* [Set exercise]
From the listing below, return each line that includes "具备全场景主动感知乘员需求的能力".

* [Records for this exercise]
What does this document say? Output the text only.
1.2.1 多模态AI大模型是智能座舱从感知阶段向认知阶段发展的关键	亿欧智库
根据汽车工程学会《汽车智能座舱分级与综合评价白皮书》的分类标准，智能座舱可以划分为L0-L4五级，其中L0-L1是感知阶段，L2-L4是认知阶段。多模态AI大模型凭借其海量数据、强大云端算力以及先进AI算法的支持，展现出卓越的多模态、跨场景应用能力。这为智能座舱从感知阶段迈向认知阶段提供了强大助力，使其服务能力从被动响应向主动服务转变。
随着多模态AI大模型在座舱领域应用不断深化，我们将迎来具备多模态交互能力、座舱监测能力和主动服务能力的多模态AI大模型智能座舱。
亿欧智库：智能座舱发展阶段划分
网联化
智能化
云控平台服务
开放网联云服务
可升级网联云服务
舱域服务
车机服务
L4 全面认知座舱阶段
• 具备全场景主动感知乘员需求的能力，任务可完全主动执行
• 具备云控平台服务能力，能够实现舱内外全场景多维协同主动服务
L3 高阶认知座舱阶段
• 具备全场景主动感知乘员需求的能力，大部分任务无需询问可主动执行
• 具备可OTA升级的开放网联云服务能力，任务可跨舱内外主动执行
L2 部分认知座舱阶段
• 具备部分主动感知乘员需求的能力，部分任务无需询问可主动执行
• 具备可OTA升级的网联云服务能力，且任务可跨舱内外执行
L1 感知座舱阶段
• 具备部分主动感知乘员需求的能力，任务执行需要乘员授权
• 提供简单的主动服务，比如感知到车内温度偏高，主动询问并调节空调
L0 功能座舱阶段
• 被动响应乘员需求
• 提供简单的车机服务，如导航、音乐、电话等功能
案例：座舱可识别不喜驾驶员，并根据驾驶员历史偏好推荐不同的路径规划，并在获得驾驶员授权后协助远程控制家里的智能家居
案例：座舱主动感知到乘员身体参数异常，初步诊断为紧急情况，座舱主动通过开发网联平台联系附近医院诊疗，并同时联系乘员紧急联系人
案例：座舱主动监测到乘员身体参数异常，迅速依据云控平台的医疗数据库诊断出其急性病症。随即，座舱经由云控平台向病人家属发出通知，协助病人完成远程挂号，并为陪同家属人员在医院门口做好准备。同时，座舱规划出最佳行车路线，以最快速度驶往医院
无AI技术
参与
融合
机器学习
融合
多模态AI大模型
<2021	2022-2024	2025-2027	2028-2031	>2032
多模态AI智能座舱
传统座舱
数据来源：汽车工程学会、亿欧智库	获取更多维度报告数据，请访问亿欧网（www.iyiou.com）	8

* [Task solution]
• 具备全场景主动感知乘员需求的能力，任务可完全主动执行
• 具备全场景主动感知乘员需求的能力，大部分任务无需询问可主动执行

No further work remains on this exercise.